Input for this task
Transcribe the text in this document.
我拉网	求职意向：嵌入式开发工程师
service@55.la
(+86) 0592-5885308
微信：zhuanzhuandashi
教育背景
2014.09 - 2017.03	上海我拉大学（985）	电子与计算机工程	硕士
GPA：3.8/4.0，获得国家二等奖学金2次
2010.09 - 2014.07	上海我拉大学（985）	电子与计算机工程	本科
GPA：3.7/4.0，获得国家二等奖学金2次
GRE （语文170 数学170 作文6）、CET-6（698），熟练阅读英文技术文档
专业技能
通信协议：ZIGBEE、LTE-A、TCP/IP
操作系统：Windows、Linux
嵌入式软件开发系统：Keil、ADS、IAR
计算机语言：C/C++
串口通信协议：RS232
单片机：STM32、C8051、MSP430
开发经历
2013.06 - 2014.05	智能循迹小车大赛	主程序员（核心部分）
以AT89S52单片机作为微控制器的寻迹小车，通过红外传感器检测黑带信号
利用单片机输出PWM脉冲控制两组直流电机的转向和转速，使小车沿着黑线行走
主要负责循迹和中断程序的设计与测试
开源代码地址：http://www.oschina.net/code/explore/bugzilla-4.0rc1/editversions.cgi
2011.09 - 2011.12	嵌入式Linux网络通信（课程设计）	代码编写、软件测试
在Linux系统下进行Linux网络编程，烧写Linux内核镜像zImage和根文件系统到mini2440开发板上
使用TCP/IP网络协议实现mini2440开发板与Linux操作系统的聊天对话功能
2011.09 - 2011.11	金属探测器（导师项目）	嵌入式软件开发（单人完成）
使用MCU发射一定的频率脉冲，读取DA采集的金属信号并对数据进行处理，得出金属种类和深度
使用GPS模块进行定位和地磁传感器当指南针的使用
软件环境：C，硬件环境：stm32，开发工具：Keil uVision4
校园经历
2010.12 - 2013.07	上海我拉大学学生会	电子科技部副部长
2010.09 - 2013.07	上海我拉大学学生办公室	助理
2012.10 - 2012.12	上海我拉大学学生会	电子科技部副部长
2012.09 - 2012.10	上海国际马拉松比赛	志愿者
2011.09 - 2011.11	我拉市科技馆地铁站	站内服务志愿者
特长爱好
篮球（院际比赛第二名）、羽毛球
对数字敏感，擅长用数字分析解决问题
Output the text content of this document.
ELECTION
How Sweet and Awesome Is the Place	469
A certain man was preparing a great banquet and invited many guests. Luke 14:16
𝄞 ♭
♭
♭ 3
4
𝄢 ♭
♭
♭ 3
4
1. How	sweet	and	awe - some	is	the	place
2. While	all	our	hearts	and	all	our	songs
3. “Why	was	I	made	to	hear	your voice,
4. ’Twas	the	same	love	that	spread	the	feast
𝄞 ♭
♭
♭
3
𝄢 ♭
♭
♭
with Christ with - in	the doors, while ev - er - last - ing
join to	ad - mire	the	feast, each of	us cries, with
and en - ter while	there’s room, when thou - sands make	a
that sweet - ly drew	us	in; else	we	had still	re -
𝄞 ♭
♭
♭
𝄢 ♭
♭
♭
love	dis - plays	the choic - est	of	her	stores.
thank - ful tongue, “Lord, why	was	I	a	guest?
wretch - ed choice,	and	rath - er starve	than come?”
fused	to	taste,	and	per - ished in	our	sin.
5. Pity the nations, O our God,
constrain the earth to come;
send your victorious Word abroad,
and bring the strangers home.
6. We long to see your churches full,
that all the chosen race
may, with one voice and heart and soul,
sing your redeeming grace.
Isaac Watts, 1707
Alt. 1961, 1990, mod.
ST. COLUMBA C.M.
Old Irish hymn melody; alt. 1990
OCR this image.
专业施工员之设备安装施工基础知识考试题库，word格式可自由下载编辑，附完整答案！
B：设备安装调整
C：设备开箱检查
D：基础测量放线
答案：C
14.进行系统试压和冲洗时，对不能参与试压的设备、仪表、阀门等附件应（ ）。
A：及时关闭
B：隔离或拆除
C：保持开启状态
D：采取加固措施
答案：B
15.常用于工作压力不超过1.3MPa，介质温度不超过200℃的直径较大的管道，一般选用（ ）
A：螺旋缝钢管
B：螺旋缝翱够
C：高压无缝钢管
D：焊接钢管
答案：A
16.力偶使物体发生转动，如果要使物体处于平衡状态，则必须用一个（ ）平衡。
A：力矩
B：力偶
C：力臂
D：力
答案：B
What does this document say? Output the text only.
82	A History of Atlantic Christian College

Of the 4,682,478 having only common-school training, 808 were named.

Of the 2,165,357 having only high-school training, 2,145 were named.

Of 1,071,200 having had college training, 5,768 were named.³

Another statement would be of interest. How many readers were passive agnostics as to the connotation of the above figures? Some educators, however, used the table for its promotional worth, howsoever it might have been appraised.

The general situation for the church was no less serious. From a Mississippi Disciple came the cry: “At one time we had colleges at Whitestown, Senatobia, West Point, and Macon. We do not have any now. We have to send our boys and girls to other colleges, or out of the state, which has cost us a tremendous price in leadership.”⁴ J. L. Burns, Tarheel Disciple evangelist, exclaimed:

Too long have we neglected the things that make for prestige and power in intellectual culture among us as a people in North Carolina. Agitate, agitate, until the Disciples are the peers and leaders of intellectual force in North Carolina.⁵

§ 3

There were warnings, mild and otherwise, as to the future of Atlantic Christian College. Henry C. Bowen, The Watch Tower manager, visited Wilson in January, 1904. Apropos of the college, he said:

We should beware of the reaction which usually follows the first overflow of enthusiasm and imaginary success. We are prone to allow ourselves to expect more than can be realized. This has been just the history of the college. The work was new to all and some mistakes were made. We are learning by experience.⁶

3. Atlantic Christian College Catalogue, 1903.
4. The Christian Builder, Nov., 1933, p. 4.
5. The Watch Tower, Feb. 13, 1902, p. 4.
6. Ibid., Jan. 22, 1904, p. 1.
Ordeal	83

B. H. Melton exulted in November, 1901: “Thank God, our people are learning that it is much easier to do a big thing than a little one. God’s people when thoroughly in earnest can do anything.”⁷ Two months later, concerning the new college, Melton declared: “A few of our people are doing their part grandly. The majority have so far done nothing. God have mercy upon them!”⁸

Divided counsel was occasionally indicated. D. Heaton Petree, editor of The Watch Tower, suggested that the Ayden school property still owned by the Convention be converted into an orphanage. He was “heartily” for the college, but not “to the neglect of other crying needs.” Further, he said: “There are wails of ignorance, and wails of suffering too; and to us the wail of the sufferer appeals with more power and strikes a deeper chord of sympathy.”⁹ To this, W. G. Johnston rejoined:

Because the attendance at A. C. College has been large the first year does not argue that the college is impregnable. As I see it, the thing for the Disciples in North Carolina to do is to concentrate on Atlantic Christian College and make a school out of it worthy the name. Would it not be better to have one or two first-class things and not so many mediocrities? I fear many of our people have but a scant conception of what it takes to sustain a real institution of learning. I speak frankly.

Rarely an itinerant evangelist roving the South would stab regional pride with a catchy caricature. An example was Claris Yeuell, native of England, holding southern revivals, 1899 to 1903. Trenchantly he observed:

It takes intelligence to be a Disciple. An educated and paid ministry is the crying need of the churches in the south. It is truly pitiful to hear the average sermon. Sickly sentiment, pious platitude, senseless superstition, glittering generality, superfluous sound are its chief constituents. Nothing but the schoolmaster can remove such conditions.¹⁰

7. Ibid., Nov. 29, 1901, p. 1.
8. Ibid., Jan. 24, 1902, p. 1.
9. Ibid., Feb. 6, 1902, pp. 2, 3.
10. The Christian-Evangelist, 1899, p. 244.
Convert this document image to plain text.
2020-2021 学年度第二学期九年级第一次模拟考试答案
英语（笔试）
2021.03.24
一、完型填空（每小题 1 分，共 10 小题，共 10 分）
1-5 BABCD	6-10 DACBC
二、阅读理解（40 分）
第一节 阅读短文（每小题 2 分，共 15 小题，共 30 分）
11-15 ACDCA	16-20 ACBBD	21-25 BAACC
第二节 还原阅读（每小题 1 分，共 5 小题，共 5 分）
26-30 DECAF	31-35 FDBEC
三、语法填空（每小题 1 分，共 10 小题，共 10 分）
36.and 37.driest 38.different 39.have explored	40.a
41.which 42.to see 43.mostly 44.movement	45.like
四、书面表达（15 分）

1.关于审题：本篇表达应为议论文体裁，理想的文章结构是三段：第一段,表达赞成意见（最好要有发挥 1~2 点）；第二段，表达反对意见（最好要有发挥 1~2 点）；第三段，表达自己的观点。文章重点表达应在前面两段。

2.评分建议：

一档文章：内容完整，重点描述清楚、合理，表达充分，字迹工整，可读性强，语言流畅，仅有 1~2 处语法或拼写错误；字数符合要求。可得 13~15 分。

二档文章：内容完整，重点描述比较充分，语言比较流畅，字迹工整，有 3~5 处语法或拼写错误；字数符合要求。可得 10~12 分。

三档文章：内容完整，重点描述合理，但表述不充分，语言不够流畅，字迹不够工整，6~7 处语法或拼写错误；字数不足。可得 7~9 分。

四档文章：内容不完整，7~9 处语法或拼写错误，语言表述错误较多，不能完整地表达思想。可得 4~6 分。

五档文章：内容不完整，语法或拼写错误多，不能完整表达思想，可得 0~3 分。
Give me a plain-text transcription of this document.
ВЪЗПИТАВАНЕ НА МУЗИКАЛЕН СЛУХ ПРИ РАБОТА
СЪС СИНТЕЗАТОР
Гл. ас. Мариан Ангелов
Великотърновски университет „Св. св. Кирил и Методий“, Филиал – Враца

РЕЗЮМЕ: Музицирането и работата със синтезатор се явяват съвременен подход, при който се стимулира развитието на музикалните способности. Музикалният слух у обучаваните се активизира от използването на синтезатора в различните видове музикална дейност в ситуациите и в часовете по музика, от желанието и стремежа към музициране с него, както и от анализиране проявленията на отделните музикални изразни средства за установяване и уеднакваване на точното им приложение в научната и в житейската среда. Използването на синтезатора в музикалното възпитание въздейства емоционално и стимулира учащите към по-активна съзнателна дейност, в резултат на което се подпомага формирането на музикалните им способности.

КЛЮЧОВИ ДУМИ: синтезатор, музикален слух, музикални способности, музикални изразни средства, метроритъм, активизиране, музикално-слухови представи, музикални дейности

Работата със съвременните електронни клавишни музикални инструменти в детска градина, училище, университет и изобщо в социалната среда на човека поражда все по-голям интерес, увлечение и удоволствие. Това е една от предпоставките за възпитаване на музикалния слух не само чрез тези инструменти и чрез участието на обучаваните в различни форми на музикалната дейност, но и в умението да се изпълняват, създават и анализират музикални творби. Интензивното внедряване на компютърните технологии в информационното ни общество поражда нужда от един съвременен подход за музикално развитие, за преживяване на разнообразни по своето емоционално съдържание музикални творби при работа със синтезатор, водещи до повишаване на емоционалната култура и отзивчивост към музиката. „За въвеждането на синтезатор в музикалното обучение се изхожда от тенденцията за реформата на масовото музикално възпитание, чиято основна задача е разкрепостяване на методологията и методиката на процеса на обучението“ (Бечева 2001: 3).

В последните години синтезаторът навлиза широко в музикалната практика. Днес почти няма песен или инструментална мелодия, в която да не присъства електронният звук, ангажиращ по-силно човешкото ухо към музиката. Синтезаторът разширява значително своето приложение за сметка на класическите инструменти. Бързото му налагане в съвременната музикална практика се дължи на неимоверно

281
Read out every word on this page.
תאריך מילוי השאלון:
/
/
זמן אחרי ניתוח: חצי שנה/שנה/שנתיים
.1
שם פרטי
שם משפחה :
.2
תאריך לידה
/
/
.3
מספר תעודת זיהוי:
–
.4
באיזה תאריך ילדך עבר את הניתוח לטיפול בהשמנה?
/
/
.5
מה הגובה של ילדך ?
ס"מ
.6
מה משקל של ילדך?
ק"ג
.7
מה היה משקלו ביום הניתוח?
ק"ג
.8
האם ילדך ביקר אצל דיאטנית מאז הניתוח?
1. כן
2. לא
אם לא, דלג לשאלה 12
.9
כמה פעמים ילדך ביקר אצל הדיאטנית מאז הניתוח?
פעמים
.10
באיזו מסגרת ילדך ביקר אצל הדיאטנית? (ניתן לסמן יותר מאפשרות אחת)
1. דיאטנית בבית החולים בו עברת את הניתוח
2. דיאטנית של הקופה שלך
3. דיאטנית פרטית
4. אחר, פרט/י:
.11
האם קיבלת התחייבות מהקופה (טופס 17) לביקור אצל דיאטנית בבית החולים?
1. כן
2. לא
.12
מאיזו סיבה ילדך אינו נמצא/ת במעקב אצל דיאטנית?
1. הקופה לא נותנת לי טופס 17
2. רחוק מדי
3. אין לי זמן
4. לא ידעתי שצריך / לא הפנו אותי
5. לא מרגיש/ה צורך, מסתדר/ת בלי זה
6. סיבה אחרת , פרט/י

The problem
Gather from the entries above all lines that include the string "text".

Output
Transcribe the text in this document.
Output the text content of this document.
What does this document say? Output the text only.
Convert this document image to plain text.
Give me a plain-text transcription of this document.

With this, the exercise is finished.